### Given data

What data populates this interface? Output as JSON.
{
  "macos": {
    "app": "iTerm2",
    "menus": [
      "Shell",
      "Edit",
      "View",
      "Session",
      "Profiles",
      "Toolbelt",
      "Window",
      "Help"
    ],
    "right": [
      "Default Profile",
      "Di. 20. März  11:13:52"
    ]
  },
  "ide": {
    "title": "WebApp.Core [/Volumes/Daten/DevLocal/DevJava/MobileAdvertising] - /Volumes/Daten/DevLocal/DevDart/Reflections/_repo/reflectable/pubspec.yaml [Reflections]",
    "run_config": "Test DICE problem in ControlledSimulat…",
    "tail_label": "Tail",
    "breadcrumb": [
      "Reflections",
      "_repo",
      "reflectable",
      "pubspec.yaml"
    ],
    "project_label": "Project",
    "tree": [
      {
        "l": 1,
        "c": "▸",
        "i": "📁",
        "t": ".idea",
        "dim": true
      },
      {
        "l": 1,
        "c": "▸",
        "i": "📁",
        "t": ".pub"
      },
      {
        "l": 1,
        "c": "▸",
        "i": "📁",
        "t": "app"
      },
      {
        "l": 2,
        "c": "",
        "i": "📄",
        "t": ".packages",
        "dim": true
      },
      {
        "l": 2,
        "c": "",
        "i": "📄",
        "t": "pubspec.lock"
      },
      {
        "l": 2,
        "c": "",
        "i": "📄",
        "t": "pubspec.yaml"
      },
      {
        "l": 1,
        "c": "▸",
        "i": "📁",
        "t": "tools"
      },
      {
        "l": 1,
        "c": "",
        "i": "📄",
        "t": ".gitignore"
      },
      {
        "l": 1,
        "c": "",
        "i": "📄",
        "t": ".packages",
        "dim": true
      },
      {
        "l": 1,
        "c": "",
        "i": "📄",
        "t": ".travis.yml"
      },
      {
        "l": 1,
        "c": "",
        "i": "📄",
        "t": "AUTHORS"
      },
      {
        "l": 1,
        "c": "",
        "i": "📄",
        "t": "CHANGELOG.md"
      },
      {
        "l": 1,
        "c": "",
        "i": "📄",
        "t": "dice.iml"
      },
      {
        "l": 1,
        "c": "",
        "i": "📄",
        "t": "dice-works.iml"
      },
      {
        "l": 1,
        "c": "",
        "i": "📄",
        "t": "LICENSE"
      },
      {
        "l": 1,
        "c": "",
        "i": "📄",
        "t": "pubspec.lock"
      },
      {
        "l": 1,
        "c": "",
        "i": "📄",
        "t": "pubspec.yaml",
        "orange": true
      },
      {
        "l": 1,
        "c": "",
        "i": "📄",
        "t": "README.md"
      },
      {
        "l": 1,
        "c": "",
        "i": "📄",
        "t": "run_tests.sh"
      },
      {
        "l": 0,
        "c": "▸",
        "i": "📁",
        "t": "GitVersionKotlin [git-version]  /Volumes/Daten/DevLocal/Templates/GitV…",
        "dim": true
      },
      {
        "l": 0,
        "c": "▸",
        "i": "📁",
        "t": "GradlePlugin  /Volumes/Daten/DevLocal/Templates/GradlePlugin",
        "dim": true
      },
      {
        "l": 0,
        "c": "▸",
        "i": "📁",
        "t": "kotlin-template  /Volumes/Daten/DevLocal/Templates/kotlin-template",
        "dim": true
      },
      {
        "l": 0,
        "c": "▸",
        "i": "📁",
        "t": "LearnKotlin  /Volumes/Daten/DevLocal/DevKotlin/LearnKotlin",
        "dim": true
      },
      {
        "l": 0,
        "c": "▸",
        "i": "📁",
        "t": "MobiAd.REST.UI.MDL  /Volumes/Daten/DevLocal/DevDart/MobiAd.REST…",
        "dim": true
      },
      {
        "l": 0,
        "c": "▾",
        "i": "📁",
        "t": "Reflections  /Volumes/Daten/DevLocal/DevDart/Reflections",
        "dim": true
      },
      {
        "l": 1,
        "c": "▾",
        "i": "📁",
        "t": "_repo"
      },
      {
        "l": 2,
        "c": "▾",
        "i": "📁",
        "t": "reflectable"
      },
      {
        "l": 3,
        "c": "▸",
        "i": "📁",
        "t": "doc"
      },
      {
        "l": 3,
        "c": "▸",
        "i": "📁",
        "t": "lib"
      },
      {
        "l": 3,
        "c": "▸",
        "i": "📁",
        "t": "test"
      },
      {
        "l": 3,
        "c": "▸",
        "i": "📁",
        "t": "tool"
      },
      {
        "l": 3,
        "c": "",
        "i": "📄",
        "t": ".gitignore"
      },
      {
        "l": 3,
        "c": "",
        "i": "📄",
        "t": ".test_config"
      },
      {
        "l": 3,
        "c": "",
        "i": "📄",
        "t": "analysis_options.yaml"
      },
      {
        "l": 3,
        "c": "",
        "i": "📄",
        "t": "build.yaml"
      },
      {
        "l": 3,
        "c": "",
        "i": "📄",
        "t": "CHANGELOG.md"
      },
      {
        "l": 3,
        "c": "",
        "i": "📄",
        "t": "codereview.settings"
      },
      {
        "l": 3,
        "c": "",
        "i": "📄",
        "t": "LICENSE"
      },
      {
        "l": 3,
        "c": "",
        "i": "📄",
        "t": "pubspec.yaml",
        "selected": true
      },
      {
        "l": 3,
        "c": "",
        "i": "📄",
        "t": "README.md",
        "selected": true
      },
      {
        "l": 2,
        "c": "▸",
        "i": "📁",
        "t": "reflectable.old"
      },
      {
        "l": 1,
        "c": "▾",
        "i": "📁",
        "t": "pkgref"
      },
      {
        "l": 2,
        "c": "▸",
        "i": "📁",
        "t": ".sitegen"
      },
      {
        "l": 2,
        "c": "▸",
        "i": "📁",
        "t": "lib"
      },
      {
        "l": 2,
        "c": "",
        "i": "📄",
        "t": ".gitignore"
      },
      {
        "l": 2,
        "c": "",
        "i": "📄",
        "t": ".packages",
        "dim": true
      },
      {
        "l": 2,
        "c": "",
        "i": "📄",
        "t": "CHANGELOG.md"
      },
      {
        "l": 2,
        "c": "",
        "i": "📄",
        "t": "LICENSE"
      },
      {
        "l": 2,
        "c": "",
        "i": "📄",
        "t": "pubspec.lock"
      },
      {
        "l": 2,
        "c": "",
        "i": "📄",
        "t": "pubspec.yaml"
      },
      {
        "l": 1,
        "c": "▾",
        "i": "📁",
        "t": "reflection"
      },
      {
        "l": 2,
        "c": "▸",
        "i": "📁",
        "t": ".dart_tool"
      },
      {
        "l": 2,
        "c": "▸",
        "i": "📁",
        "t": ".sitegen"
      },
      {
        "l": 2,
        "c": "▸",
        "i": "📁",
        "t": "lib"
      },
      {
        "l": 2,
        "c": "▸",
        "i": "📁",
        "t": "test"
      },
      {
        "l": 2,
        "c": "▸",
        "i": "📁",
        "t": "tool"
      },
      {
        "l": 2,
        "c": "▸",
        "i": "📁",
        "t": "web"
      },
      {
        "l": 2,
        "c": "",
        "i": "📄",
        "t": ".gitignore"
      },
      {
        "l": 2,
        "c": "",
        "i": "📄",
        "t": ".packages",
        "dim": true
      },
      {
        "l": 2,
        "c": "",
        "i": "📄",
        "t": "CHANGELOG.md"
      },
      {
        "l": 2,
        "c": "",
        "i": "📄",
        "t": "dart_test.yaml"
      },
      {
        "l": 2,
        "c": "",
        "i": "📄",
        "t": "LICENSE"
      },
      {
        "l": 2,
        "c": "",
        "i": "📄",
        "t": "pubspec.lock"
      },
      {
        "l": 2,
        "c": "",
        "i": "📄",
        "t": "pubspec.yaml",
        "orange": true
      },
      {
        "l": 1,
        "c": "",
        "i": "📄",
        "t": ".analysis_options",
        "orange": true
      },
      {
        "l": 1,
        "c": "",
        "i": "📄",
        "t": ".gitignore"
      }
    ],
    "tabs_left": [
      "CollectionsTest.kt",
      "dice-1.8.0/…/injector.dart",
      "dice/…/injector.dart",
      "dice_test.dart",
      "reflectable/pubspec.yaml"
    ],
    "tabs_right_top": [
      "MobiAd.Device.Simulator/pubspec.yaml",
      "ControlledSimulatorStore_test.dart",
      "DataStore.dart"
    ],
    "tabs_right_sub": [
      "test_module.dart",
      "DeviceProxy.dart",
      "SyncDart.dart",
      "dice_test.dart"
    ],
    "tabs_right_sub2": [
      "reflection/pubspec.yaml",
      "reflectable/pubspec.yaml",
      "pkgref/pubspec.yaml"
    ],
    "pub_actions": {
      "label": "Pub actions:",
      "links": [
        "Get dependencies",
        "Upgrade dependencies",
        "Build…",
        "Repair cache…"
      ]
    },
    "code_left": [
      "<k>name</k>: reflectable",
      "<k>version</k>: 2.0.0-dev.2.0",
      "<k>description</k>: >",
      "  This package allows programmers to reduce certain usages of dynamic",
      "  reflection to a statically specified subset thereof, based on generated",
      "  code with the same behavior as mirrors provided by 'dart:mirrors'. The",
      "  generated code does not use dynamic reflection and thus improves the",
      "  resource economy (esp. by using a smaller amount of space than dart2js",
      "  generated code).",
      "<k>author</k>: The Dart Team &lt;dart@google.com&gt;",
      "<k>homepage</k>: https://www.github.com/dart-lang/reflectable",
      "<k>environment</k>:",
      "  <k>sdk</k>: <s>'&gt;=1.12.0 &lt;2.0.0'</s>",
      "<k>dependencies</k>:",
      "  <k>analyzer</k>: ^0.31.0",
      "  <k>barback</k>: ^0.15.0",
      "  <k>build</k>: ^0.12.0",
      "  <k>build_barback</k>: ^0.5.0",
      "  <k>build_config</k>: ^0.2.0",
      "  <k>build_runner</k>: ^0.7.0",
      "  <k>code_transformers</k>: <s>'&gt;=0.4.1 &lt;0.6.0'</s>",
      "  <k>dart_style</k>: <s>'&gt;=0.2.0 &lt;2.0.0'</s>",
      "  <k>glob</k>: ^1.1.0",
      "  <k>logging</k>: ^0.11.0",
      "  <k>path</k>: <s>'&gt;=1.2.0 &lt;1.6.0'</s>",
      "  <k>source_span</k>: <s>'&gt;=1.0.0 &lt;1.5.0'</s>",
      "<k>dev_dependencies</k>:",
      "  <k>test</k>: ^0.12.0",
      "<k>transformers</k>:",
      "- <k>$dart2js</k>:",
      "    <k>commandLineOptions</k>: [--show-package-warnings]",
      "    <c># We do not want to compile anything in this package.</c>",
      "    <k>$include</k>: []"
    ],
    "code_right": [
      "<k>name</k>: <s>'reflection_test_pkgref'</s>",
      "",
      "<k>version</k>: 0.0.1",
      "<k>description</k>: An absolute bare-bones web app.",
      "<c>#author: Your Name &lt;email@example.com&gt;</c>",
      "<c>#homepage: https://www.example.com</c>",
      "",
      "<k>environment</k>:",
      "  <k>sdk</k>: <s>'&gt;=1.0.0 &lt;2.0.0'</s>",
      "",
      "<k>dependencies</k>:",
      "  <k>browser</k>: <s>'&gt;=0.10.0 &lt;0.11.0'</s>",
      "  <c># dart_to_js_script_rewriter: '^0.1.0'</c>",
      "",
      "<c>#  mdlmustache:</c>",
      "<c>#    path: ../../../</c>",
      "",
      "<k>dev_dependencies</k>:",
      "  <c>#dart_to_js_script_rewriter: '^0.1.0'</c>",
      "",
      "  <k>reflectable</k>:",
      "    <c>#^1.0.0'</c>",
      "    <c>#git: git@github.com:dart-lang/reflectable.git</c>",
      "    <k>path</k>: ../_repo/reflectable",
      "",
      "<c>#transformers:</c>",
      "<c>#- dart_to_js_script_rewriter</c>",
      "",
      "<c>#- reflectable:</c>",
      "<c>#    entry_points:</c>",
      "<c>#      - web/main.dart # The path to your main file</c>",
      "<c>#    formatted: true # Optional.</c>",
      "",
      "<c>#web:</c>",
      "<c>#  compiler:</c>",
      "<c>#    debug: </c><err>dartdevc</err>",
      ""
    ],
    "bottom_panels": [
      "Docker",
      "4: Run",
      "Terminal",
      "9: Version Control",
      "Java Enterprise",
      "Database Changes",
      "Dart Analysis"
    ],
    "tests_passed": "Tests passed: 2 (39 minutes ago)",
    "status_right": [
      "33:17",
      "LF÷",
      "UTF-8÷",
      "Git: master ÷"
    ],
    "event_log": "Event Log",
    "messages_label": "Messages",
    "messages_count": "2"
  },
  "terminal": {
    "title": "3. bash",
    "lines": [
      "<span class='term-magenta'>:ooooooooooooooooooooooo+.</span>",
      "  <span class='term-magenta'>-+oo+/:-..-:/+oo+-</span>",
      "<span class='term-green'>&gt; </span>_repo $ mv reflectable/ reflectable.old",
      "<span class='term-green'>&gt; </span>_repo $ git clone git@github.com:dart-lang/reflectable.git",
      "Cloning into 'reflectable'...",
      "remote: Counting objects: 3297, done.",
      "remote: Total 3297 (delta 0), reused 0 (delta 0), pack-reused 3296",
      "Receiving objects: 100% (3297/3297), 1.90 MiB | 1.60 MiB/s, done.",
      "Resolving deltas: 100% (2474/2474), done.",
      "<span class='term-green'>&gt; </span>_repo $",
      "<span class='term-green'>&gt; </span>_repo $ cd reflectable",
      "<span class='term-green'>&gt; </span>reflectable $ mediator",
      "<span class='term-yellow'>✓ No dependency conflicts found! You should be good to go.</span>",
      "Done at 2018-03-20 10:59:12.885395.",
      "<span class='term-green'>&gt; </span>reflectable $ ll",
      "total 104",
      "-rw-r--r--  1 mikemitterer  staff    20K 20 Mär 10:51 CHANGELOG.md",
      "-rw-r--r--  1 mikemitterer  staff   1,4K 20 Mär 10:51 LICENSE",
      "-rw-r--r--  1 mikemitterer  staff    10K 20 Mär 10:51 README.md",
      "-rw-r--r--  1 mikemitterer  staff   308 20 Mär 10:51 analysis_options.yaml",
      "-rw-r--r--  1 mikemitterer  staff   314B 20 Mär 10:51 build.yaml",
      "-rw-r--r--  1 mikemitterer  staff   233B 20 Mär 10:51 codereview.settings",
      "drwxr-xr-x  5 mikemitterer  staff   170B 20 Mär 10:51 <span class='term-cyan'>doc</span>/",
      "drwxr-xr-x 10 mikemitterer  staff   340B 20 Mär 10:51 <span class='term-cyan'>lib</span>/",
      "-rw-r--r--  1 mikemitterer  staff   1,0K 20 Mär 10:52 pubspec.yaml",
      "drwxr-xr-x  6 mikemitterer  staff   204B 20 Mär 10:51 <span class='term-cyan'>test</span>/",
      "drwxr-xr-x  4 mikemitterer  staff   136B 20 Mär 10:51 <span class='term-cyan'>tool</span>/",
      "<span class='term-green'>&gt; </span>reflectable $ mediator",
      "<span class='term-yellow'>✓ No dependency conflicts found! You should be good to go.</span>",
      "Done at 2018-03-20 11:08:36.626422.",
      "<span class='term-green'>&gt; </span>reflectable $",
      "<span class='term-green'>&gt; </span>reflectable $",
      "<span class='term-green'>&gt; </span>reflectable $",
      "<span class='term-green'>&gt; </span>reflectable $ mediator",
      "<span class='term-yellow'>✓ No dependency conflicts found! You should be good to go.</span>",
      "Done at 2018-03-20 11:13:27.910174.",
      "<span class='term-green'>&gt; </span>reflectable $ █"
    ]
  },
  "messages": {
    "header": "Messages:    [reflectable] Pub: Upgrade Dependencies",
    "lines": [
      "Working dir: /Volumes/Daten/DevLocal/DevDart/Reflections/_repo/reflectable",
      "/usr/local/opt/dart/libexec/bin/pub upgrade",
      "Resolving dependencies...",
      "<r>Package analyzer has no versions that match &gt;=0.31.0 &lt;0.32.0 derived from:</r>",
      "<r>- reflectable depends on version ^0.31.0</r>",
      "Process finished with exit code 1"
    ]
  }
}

### Short problem
Filter the records, keeping only lines that contain "MobiAd", and show those lines.

### Output of the exercise
        "t": "MobiAd.REST.UI.MDL  /Volumes/Daten/DevLocal/DevDart/MobiAd.REST…",
      "MobiAd.Device.Simulator/pubspec.yaml",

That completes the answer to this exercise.